■ Records supplied ■
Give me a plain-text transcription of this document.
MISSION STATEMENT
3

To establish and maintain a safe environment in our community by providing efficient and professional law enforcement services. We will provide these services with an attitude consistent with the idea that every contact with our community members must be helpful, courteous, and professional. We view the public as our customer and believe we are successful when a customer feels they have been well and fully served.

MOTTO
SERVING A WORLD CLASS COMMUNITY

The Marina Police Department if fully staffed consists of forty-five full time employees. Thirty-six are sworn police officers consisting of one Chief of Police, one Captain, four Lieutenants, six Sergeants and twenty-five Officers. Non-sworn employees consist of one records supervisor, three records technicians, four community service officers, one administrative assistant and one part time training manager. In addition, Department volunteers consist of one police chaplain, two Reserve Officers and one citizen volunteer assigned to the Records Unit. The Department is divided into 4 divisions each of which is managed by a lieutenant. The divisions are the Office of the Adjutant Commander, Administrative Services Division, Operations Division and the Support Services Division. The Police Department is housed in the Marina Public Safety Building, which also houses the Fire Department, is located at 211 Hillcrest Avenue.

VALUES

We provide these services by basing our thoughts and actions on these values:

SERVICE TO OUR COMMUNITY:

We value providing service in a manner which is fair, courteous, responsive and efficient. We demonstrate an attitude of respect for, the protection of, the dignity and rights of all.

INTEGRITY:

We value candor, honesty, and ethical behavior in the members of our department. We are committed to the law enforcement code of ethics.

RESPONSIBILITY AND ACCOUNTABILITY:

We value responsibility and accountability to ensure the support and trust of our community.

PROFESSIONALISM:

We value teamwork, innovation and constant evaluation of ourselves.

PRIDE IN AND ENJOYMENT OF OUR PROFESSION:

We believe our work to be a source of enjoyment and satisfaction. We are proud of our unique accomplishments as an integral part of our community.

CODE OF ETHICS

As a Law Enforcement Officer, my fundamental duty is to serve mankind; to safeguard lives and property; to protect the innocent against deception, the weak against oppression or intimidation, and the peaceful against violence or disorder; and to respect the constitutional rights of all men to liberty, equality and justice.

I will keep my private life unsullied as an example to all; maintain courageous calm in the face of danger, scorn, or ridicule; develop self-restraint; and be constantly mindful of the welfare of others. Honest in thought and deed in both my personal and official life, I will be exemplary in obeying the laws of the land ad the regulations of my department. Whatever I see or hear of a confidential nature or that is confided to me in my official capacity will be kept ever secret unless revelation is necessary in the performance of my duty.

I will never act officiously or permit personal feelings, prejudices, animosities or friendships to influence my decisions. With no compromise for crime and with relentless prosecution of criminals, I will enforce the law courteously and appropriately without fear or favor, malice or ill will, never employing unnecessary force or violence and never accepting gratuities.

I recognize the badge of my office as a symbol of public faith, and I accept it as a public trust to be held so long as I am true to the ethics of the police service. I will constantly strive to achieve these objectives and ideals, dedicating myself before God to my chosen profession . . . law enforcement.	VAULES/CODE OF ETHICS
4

■ Short task ■
Review the preceding data and report every line that includes the string "personal".

■ Exercise response ■
I will keep my private life unsullied as an example to all; maintain courageous calm in the face of danger, scorn, or ridicule; develop self-restraint; and be constantly mindful of the welfare of others. Honest in thought and deed in both my personal and official life, I will be exemplary in obeying the laws of the land ad the regulations of my department. Whatever I see or hear of a confidential nature or that is confided to me in my official capacity will be kept ever secret unless revelation is necessary in the performance of my duty.
I will never act officiously or permit personal feelings, prejudices, animosities or friendships to influence my decisions. With no compromise for crime and with relentless prosecution of criminals, I will enforce the law courteously and appropriately without fear or favor, malice or ill will, never employing unnecessary force or violence and never accepting gratuities.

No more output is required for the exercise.